What is expected. Write the material out again in full, word for word. Do not include the pictures.

▬▬▬

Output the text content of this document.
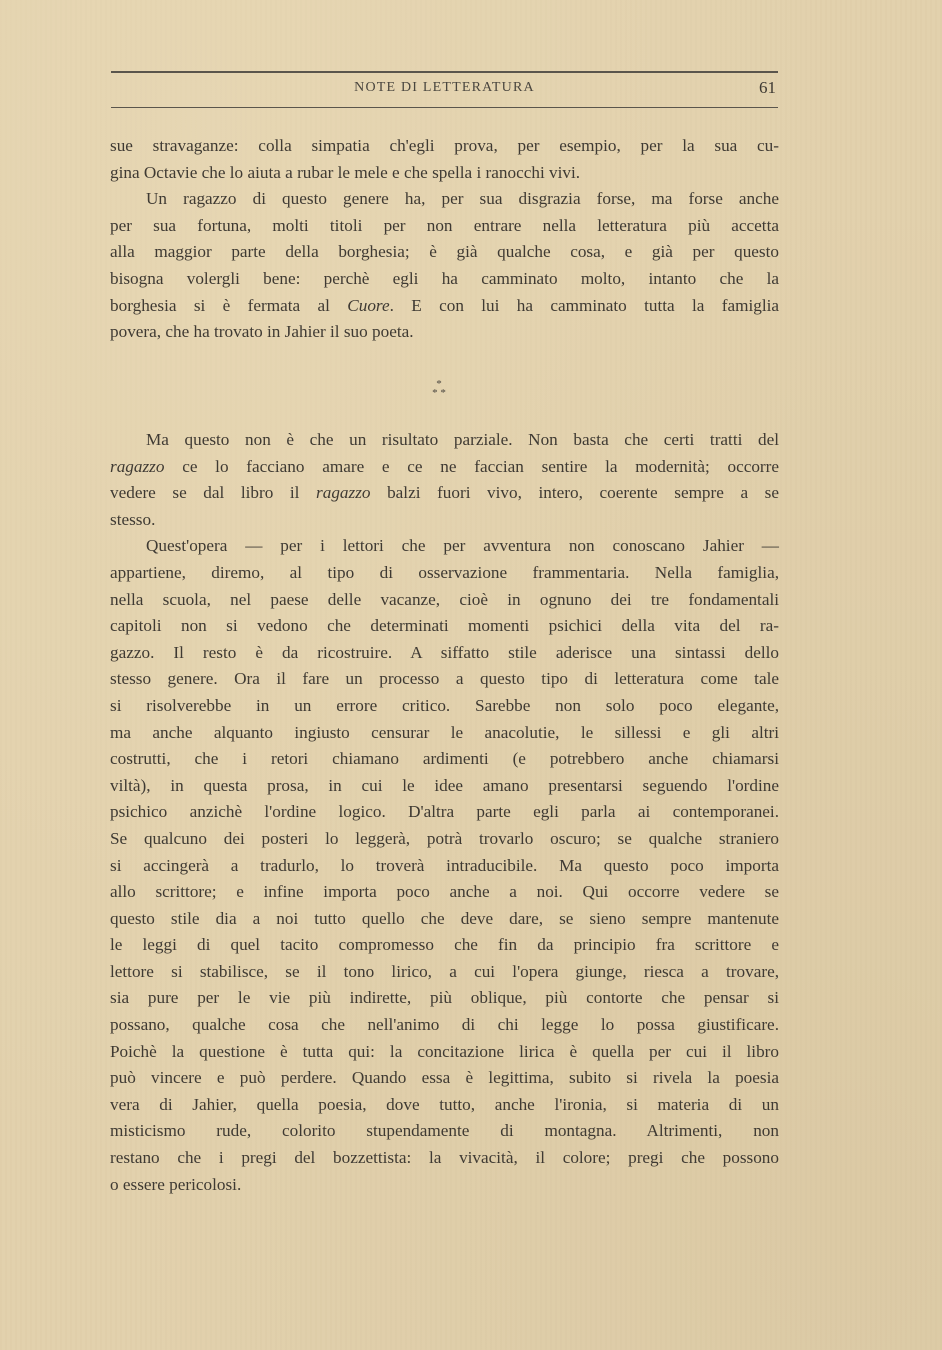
NOTE DI LETTERATURA	61
sue stravaganze: colla simpatia ch'egli prova, per esempio, per la sua cu-
gina Octavie che lo aiuta a rubar le mele e che spella i ranocchi vivi.
Un ragazzo di questo genere ha, per sua disgrazia forse, ma forse anche
per sua fortuna, molti titoli per non entrare nella letteratura più accetta
alla maggior parte della borghesia; è già qualche cosa, e già per questo
bisogna volergli bene: perchè egli ha camminato molto, intanto che la
borghesia si è fermata al Cuore. E con lui ha camminato tutta la famiglia
povera, che ha trovato in Jahier il suo poeta.
*
* *
Ma questo non è che un risultato parziale. Non basta che certi tratti del
ragazzo ce lo facciano amare e ce ne faccian sentire la modernità; occorre
vedere se dal libro il ragazzo balzi fuori vivo, intero, coerente sempre a se
stesso.
Quest'opera — per i lettori che per avventura non conoscano Jahier —
appartiene, diremo, al tipo di osservazione frammentaria. Nella famiglia,
nella scuola, nel paese delle vacanze, cioè in ognuno dei tre fondamentali
capitoli non si vedono che determinati momenti psichici della vita del ra-
gazzo. Il resto è da ricostruire. A siffatto stile aderisce una sintassi dello
stesso genere. Ora il fare un processo a questo tipo di letteratura come tale
si risolverebbe in un errore critico. Sarebbe non solo poco elegante,
ma anche alquanto ingiusto censurar le anacolutie, le sillessi e gli altri
costrutti, che i retori chiamano ardimenti (e potrebbero anche chiamarsi
viltà), in questa prosa, in cui le idee amano presentarsi seguendo l'ordine
psichico anzichè l'ordine logico. D'altra parte egli parla ai contemporanei.
Se qualcuno dei posteri lo leggerà, potrà trovarlo oscuro; se qualche straniero
si accingerà a tradurlo, lo troverà intraducibile. Ma questo poco importa
allo scrittore; e infine importa poco anche a noi. Qui occorre vedere se
questo stile dia a noi tutto quello che deve dare, se sieno sempre mantenute
le leggi di quel tacito compromesso che fin da principio fra scrittore e
lettore si stabilisce, se il tono lirico, a cui l'opera giunge, riesca a trovare,
sia pure per le vie più indirette, più oblique, più contorte che pensar si
possano, qualche cosa che nell'animo di chi legge lo possa giustificare.
Poichè la questione è tutta qui: la concitazione lirica è quella per cui il libro
può vincere e può perdere. Quando essa è legittima, subito si rivela la poesia
vera di Jahier, quella poesia, dove tutto, anche l'ironia, si materia di un
misticismo rude, colorito stupendamente di montagna. Altrimenti, non
restano che i pregi del bozzettista: la vivacità, il colore; pregi che possono
o essere pericolosi.
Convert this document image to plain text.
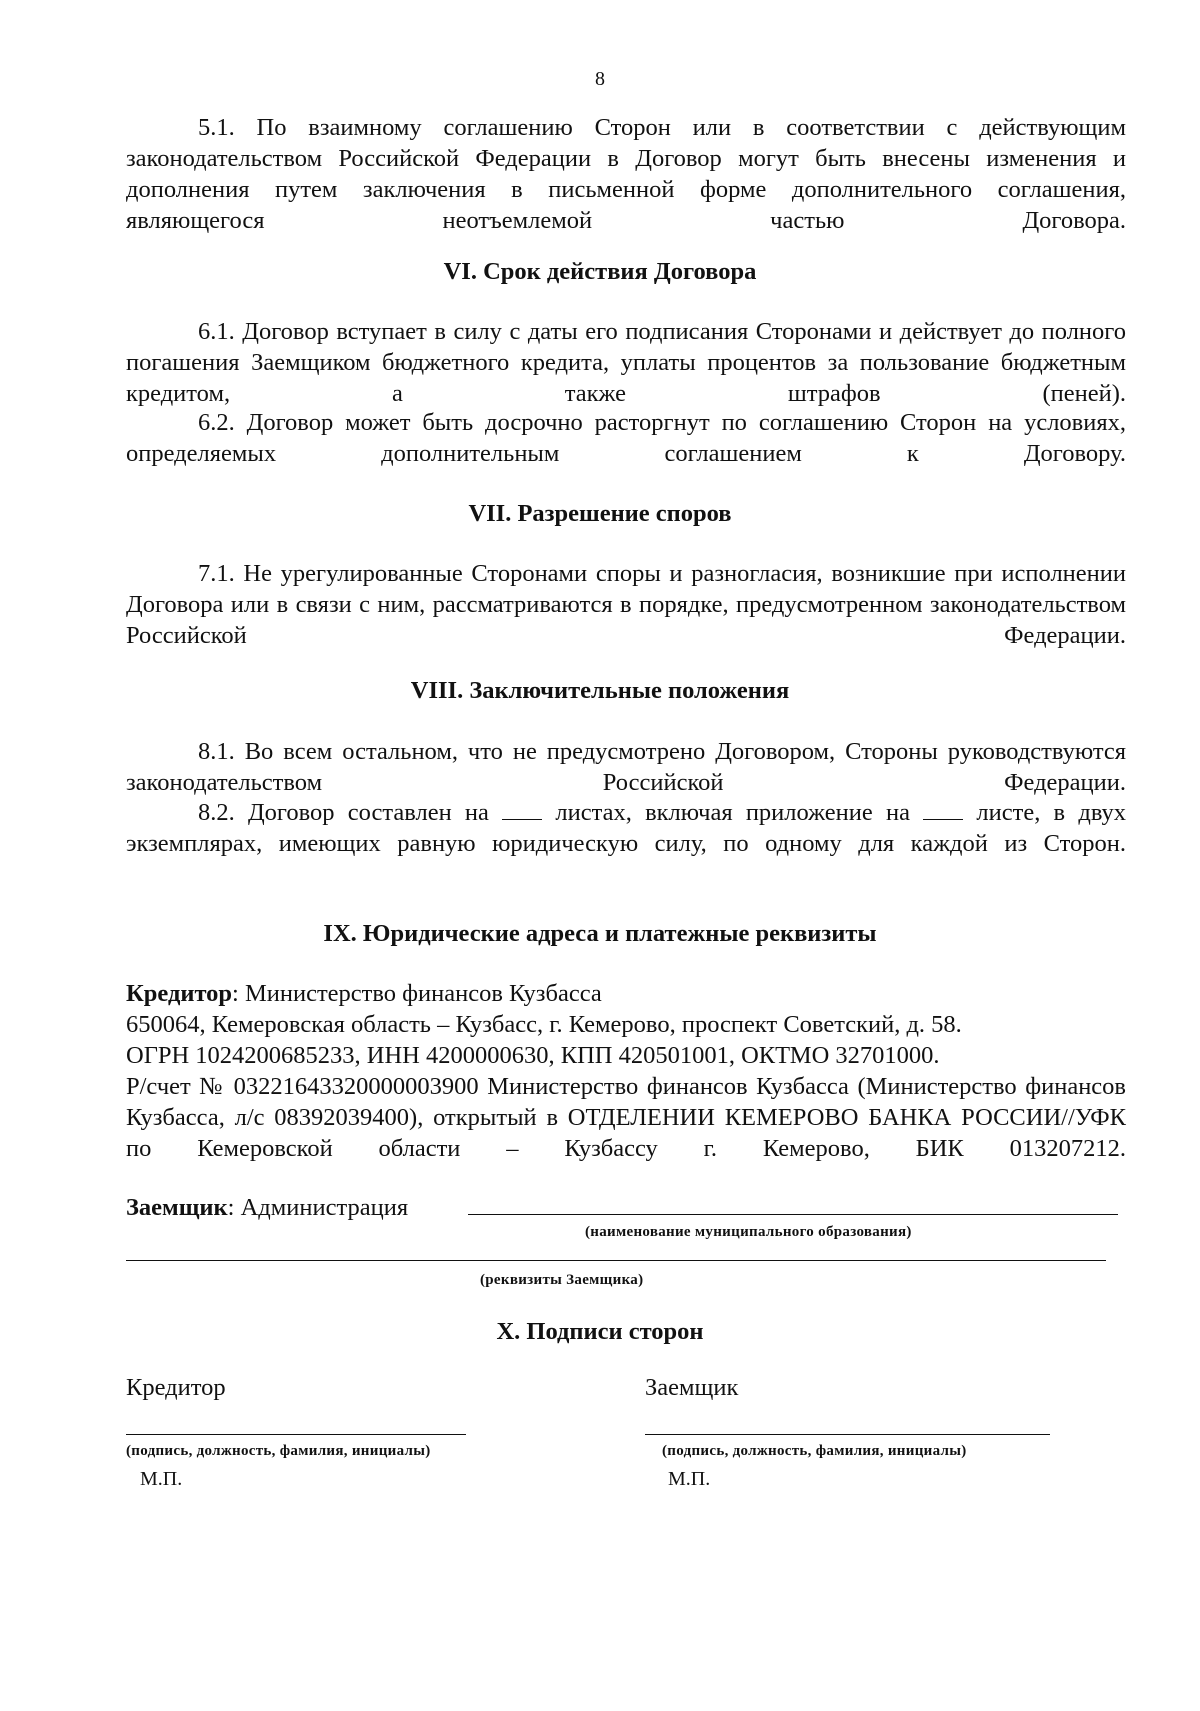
8
5.1. По взаимному соглашению Сторон или в соответствии с действующим законодательством Российской Федерации в Договор могут быть внесены изменения и дополнения путем заключения в письменной форме дополнительного соглашения, являющегося неотъемлемой частью Договора.
VI. Срок действия Договора
6.1. Договор вступает в силу с даты его подписания Сторонами и действует до полного погашения Заемщиком бюджетного кредита, уплаты процентов за пользование бюджетным кредитом, а также штрафов (пеней).
6.2. Договор может быть досрочно расторгнут по соглашению Сторон на условиях, определяемых дополнительным соглашением к Договору.
VII. Разрешение споров
7.1. Не урегулированные Сторонами споры и разногласия, возникшие при исполнении Договора или в связи с ним, рассматриваются в порядке, предусмотренном законодательством Российской Федерации.
VIII. Заключительные положения
8.1. Во всем остальном, что не предусмотрено Договором, Стороны руководствуются законодательством Российской Федерации.
8.2. Договор составлен на	листах, включая приложение на	листе, в двух экземплярах, имеющих равную юридическую силу, по одному для каждой из Сторон.
IX. Юридические адреса и платежные реквизиты
Кредитор: Министерство финансов Кузбасса
650064, Кемеровская область – Кузбасс, г. Кемерово, проспект Советский, д. 58.
ОГРН 1024200685233, ИНН 4200000630, КПП 420501001, ОКТМО 32701000.
Р/счет № 03221643320000003900 Министерство финансов Кузбасса (Министерство финансов Кузбасса, л/с 08392039400), открытый в ОТДЕЛЕНИИ КЕМЕРОВО БАНКА РОССИИ//УФК по Кемеровской области – Кузбассу г. Кемерово, БИК 013207212.
Заемщик: Администрация
(наименование муниципального образования)
(реквизиты Заемщика)
X. Подписи сторон
Кредитор	Заемщик
(подпись, должность, фамилия, инициалы)	(подпись, должность, фамилия, инициалы)
М.П.	М.П.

▬▬▬

Solution to this exercise.
Output the text content of this document.
NOTE DI LETTERATURA	61
sue stravaganze: colla simpatia ch'egli prova, per esempio, per la sua cu-
gina Octavie che lo aiuta a rubar le mele e che spella i ranocchi vivi.
Un ragazzo di questo genere ha, per sua disgrazia forse, ma forse anche
per sua fortuna, molti titoli per non entrare nella letteratura più accetta
alla maggior parte della borghesia; è già qualche cosa, e già per questo
bisogna volergli bene: perchè egli ha camminato molto, intanto che la
borghesia si è fermata al Cuore. E con lui ha camminato tutta la famiglia
povera, che ha trovato in Jahier il suo poeta.
*
* *
Ma questo non è che un risultato parziale. Non basta che certi tratti del
ragazzo ce lo facciano amare e ce ne faccian sentire la modernità; occorre
vedere se dal libro il ragazzo balzi fuori vivo, intero, coerente sempre a se
stesso.
Quest'opera — per i lettori che per avventura non conoscano Jahier —
appartiene, diremo, al tipo di osservazione frammentaria. Nella famiglia,
nella scuola, nel paese delle vacanze, cioè in ognuno dei tre fondamentali
capitoli non si vedono che determinati momenti psichici della vita del ra-
gazzo. Il resto è da ricostruire. A siffatto stile aderisce una sintassi dello
stesso genere. Ora il fare un processo a questo tipo di letteratura come tale
si risolverebbe in un errore critico. Sarebbe non solo poco elegante,
ma anche alquanto ingiusto censurar le anacolutie, le sillessi e gli altri
costrutti, che i retori chiamano ardimenti (e potrebbero anche chiamarsi
viltà), in questa prosa, in cui le idee amano presentarsi seguendo l'ordine
psichico anzichè l'ordine logico. D'altra parte egli parla ai contemporanei.
Se qualcuno dei posteri lo leggerà, potrà trovarlo oscuro; se qualche straniero
si accingerà a tradurlo, lo troverà intraducibile. Ma questo poco importa
allo scrittore; e infine importa poco anche a noi. Qui occorre vedere se
questo stile dia a noi tutto quello che deve dare, se sieno sempre mantenute
le leggi di quel tacito compromesso che fin da principio fra scrittore e
lettore si stabilisce, se il tono lirico, a cui l'opera giunge, riesca a trovare,
sia pure per le vie più indirette, più oblique, più contorte che pensar si
possano, qualche cosa che nell'animo di chi legge lo possa giustificare.
Poichè la questione è tutta qui: la concitazione lirica è quella per cui il libro
può vincere e può perdere. Quando essa è legittima, subito si rivela la poesia
vera di Jahier, quella poesia, dove tutto, anche l'ironia, si materia di un
misticismo rude, colorito stupendamente di montagna. Altrimenti, non
restano che i pregi del bozzettista: la vivacità, il colore; pregi che possono
o essere pericolosi.
Convert this document image to plain text.
8
5.1. По взаимному соглашению Сторон или в соответствии с действующим законодательством Российской Федерации в Договор могут быть внесены изменения и дополнения путем заключения в письменной форме дополнительного соглашения, являющегося неотъемлемой частью Договора.
VI. Срок действия Договора
6.1. Договор вступает в силу с даты его подписания Сторонами и действует до полного погашения Заемщиком бюджетного кредита, уплаты процентов за пользование бюджетным кредитом, а также штрафов (пеней).
6.2. Договор может быть досрочно расторгнут по соглашению Сторон на условиях, определяемых дополнительным соглашением к Договору.
VII. Разрешение споров
7.1. Не урегулированные Сторонами споры и разногласия, возникшие при исполнении Договора или в связи с ним, рассматриваются в порядке, предусмотренном законодательством Российской Федерации.
VIII. Заключительные положения
8.1. Во всем остальном, что не предусмотрено Договором, Стороны руководствуются законодательством Российской Федерации.
8.2. Договор составлен на	листах, включая приложение на	листе, в двух экземплярах, имеющих равную юридическую силу, по одному для каждой из Сторон.
IX. Юридические адреса и платежные реквизиты
Кредитор: Министерство финансов Кузбасса
650064, Кемеровская область – Кузбасс, г. Кемерово, проспект Советский, д. 58.
ОГРН 1024200685233, ИНН 4200000630, КПП 420501001, ОКТМО 32701000.
Р/счет № 03221643320000003900 Министерство финансов Кузбасса (Министерство финансов Кузбасса, л/с 08392039400), открытый в ОТДЕЛЕНИИ КЕМЕРОВО БАНКА РОССИИ//УФК по Кемеровской области – Кузбассу г. Кемерово, БИК 013207212.
Заемщик: Администрация
(наименование муниципального образования)
(реквизиты Заемщика)
X. Подписи сторон
Кредитор	Заемщик
(подпись, должность, фамилия, инициалы)	(подпись, должность, фамилия, инициалы)
М.П.	М.П.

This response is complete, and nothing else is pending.